## AIM OF THE EXERCISE
Every entry needs to be printed exactly, please.

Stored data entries
+ + + + + + +
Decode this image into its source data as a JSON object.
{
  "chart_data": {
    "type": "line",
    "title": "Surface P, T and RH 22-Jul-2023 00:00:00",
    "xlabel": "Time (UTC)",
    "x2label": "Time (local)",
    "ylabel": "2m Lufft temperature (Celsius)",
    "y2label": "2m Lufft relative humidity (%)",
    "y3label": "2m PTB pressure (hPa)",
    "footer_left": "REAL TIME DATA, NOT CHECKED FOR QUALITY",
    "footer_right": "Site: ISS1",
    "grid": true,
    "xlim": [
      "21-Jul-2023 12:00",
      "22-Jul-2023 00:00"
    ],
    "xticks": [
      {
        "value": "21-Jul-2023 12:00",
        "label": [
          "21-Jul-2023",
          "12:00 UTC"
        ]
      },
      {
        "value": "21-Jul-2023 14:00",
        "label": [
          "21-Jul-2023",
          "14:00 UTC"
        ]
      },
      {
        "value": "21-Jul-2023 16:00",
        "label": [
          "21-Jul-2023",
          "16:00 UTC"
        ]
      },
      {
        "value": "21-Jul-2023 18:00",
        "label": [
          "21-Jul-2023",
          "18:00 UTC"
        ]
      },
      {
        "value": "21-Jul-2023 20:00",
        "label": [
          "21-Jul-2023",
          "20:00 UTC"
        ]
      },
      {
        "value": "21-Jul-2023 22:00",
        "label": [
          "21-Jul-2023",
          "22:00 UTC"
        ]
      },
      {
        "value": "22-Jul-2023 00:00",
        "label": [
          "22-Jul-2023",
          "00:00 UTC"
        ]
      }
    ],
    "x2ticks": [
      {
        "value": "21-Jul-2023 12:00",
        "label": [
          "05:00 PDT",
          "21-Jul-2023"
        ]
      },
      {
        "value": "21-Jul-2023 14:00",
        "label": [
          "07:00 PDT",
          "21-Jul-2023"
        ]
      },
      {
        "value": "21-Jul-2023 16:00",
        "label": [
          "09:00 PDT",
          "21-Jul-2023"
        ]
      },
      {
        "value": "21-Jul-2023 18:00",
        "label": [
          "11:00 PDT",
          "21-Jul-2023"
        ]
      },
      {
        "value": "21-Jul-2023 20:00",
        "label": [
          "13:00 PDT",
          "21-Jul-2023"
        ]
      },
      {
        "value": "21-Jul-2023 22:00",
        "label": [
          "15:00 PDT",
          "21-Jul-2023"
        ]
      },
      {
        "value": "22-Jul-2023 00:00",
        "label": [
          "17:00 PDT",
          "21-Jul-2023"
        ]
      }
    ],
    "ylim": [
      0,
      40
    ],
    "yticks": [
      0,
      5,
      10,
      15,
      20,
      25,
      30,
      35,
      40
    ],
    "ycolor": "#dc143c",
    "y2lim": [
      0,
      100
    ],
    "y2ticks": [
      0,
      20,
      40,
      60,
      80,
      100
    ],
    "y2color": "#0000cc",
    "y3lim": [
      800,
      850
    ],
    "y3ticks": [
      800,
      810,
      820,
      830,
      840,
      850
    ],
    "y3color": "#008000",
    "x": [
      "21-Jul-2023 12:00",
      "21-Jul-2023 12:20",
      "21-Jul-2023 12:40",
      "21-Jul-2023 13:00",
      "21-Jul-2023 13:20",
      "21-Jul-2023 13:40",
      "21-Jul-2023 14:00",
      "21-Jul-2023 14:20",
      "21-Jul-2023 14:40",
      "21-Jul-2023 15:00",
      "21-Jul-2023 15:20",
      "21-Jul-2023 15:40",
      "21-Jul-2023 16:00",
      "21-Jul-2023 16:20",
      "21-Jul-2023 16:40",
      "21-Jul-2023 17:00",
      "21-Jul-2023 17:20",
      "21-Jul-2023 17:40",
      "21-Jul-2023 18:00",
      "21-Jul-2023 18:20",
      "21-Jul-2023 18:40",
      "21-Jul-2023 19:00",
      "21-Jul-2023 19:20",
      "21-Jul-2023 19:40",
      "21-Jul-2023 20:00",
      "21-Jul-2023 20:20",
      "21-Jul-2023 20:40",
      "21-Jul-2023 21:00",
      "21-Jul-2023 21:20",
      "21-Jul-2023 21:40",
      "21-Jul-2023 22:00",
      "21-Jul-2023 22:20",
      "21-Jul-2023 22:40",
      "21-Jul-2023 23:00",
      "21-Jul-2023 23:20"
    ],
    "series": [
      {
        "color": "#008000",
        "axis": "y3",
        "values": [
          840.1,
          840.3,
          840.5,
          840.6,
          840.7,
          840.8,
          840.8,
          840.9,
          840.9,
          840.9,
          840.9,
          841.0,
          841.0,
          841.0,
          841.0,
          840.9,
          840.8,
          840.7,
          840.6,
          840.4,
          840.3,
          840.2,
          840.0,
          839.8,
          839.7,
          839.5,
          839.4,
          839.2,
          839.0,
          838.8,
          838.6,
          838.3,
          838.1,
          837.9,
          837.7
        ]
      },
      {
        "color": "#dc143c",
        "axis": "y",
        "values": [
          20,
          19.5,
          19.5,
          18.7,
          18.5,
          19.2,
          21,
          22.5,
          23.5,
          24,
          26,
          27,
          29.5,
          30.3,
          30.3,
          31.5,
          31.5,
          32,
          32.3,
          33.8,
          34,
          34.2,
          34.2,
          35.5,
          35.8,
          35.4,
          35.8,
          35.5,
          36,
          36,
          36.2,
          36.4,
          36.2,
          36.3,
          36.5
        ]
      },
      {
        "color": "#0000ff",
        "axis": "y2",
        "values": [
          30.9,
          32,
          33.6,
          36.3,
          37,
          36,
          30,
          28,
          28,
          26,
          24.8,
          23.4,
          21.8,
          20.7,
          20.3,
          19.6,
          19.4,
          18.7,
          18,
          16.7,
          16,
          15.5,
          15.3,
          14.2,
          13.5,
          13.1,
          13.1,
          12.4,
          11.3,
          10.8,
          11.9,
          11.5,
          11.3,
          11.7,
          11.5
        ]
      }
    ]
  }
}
+ + + + + + +
## SOLUTION TO THE PROBLEM
Decode this image into its source data as a JSON object.
{
  "chart_data": {
    "type": "line",
    "title": "Surface P, T and RH 22-Jul-2023 00:00:00",
    "xlabel": "Time (UTC)",
    "x2label": "Time (local)",
    "ylabel": "2m Lufft temperature (Celsius)",
    "y2label": "2m Lufft relative humidity (%)",
    "y3label": "2m PTB pressure (hPa)",
    "footer_left": "REAL TIME DATA, NOT CHECKED FOR QUALITY",
    "footer_right": "Site: ISS1",
    "grid": true,
    "xlim": [
      "21-Jul-2023 12:00",
      "22-Jul-2023 00:00"
    ],
    "xticks": [
      {
        "value": "21-Jul-2023 12:00",
        "label": [
          "21-Jul-2023",
          "12:00 UTC"
        ]
      },
      {
        "value": "21-Jul-2023 14:00",
        "label": [
          "21-Jul-2023",
          "14:00 UTC"
        ]
      },
      {
        "value": "21-Jul-2023 16:00",
        "label": [
          "21-Jul-2023",
          "16:00 UTC"
        ]
      },
      {
        "value": "21-Jul-2023 18:00",
        "label": [
          "21-Jul-2023",
          "18:00 UTC"
        ]
      },
      {
        "value": "21-Jul-2023 20:00",
        "label": [
          "21-Jul-2023",
          "20:00 UTC"
        ]
      },
      {
        "value": "21-Jul-2023 22:00",
        "label": [
          "21-Jul-2023",
          "22:00 UTC"
        ]
      },
      {
        "value": "22-Jul-2023 00:00",
        "label": [
          "22-Jul-2023",
          "00:00 UTC"
        ]
      }
    ],
    "x2ticks": [
      {
        "value": "21-Jul-2023 12:00",
        "label": [
          "05:00 PDT",
          "21-Jul-2023"
        ]
      },
      {
        "value": "21-Jul-2023 14:00",
        "label": [
          "07:00 PDT",
          "21-Jul-2023"
        ]
      },
      {
        "value": "21-Jul-2023 16:00",
        "label": [
          "09:00 PDT",
          "21-Jul-2023"
        ]
      },
      {
        "value": "21-Jul-2023 18:00",
        "label": [
          "11:00 PDT",
          "21-Jul-2023"
        ]
      },
      {
        "value": "21-Jul-2023 20:00",
        "label": [
          "13:00 PDT",
          "21-Jul-2023"
        ]
      },
      {
        "value": "21-Jul-2023 22:00",
        "label": [
          "15:00 PDT",
          "21-Jul-2023"
        ]
      },
      {
        "value": "22-Jul-2023 00:00",
        "label": [
          "17:00 PDT",
          "21-Jul-2023"
        ]
      }
    ],
    "ylim": [
      0,
      40
    ],
    "yticks": [
      0,
      5,
      10,
      15,
      20,
      25,
      30,
      35,
      40
    ],
    "ycolor": "#dc143c",
    "y2lim": [
      0,
      100
    ],
    "y2ticks": [
      0,
      20,
      40,
      60,
      80,
      100
    ],
    "y2color": "#0000cc",
    "y3lim": [
      800,
      850
    ],
    "y3ticks": [
      800,
      810,
      820,
      830,
      840,
      850
    ],
    "y3color": "#008000",
    "x": [
      "21-Jul-2023 12:00",
      "21-Jul-2023 12:20",
      "21-Jul-2023 12:40",
      "21-Jul-2023 13:00",
      "21-Jul-2023 13:20",
      "21-Jul-2023 13:40",
      "21-Jul-2023 14:00",
      "21-Jul-2023 14:20",
      "21-Jul-2023 14:40",
      "21-Jul-2023 15:00",
      "21-Jul-2023 15:20",
      "21-Jul-2023 15:40",
      "21-Jul-2023 16:00",
      "21-Jul-2023 16:20",
      "21-Jul-2023 16:40",
      "21-Jul-2023 17:00",
      "21-Jul-2023 17:20",
      "21-Jul-2023 17:40",
      "21-Jul-2023 18:00",
      "21-Jul-2023 18:20",
      "21-Jul-2023 18:40",
      "21-Jul-2023 19:00",
      "21-Jul-2023 19:20",
      "21-Jul-2023 19:40",
      "21-Jul-2023 20:00",
      "21-Jul-2023 20:20",
      "21-Jul-2023 20:40",
      "21-Jul-2023 21:00",
      "21-Jul-2023 21:20",
      "21-Jul-2023 21:40",
      "21-Jul-2023 22:00",
      "21-Jul-2023 22:20",
      "21-Jul-2023 22:40",
      "21-Jul-2023 23:00",
      "21-Jul-2023 23:20"
    ],
    "series": [
      {
        "color": "#008000",
        "axis": "y3",
        "values": [
          840.1,
          840.3,
          840.5,
          840.6,
          840.7,
          840.8,
          840.8,
          840.9,
          840.9,
          840.9,
          840.9,
          841.0,
          841.0,
          841.0,
          841.0,
          840.9,
          840.8,
          840.7,
          840.6,
          840.4,
          840.3,
          840.2,
          840.0,
          839.8,
          839.7,
          839.5,
          839.4,
          839.2,
          839.0,
          838.8,
          838.6,
          838.3,
          838.1,
          837.9,
          837.7
        ]
      },
      {
        "color": "#dc143c",
        "axis": "y",
        "values": [
          20,
          19.5,
          19.5,
          18.7,
          18.5,
          19.2,
          21,
          22.5,
          23.5,
          24,
          26,
          27,
          29.5,
          30.3,
          30.3,
          31.5,
          31.5,
          32,
          32.3,
          33.8,
          34,
          34.2,
          34.2,
          35.5,
          35.8,
          35.4,
          35.8,
          35.5,
          36,
          36,
          36.2,
          36.4,
          36.2,
          36.3,
          36.5
        ]
      },
      {
        "color": "#0000ff",
        "axis": "y2",
        "values": [
          30.9,
          32,
          33.6,
          36.3,
          37,
          36,
          30,
          28,
          28,
          26,
          24.8,
          23.4,
          21.8,
          20.7,
          20.3,
          19.6,
          19.4,
          18.7,
          18,
          16.7,
          16,
          15.5,
          15.3,
          14.2,
          13.5,
          13.1,
          13.1,
          12.4,
          11.3,
          10.8,
          11.9,
          11.5,
          11.3,
          11.7,
          11.5
        ]
      }
    ]
  }
}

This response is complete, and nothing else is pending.